WHAT TO WORK ON:
What follows is a listing. Return every line of it exactly.
[GIVEN DATA start]
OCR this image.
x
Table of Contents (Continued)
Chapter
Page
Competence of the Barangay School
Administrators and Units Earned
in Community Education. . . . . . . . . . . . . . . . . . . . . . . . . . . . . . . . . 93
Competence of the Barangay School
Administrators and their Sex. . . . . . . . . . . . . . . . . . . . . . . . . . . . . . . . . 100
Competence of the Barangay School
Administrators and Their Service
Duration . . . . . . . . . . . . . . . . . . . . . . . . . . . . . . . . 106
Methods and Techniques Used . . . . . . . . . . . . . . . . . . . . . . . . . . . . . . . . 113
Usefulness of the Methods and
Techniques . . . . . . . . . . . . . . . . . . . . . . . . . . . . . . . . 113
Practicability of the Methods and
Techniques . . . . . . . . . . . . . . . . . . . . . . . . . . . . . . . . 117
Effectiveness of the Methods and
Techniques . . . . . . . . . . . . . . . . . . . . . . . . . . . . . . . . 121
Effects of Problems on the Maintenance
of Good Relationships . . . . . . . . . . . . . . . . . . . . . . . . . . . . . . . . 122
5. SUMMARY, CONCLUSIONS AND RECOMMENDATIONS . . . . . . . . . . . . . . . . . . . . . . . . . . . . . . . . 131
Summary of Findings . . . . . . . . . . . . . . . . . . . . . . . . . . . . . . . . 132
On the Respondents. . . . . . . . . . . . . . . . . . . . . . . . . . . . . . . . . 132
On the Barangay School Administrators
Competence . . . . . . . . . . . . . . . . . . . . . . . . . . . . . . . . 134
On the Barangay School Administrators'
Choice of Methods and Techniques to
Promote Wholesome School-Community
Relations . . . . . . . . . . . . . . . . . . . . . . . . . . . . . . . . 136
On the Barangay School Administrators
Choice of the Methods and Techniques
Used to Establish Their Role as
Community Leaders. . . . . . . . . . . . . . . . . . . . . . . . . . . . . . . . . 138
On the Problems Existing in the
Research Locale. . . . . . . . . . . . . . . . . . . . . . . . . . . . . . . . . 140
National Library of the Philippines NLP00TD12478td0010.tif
[GIVEN DATA end]
SOLUTION:
OCR this image.
x
Table of Contents (Continued)
Chapter
Page
Competence of the Barangay School
Administrators and Units Earned
in Community Education. . . . . . . . . . . . . . . . . . . . . . . . . . . . . . . . . 93
Competence of the Barangay School
Administrators and their Sex. . . . . . . . . . . . . . . . . . . . . . . . . . . . . . . . . 100
Competence of the Barangay School
Administrators and Their Service
Duration . . . . . . . . . . . . . . . . . . . . . . . . . . . . . . . . 106
Methods and Techniques Used . . . . . . . . . . . . . . . . . . . . . . . . . . . . . . . . 113
Usefulness of the Methods and
Techniques . . . . . . . . . . . . . . . . . . . . . . . . . . . . . . . . 113
Practicability of the Methods and
Techniques . . . . . . . . . . . . . . . . . . . . . . . . . . . . . . . . 117
Effectiveness of the Methods and
Techniques . . . . . . . . . . . . . . . . . . . . . . . . . . . . . . . . 121
Effects of Problems on the Maintenance
of Good Relationships . . . . . . . . . . . . . . . . . . . . . . . . . . . . . . . . 122
5. SUMMARY, CONCLUSIONS AND RECOMMENDATIONS . . . . . . . . . . . . . . . . . . . . . . . . . . . . . . . . 131
Summary of Findings . . . . . . . . . . . . . . . . . . . . . . . . . . . . . . . . 132
On the Respondents. . . . . . . . . . . . . . . . . . . . . . . . . . . . . . . . . 132
On the Barangay School Administrators
Competence . . . . . . . . . . . . . . . . . . . . . . . . . . . . . . . . 134
On the Barangay School Administrators'
Choice of Methods and Techniques to
Promote Wholesome School-Community
Relations . . . . . . . . . . . . . . . . . . . . . . . . . . . . . . . . 136
On the Barangay School Administrators
Choice of the Methods and Techniques
Used to Establish Their Role as
Community Leaders. . . . . . . . . . . . . . . . . . . . . . . . . . . . . . . . . 138
On the Problems Existing in the
Research Locale. . . . . . . . . . . . . . . . . . . . . . . . . . . . . . . . . 140
National Library of the Philippines NLP00TD12478td0010.tif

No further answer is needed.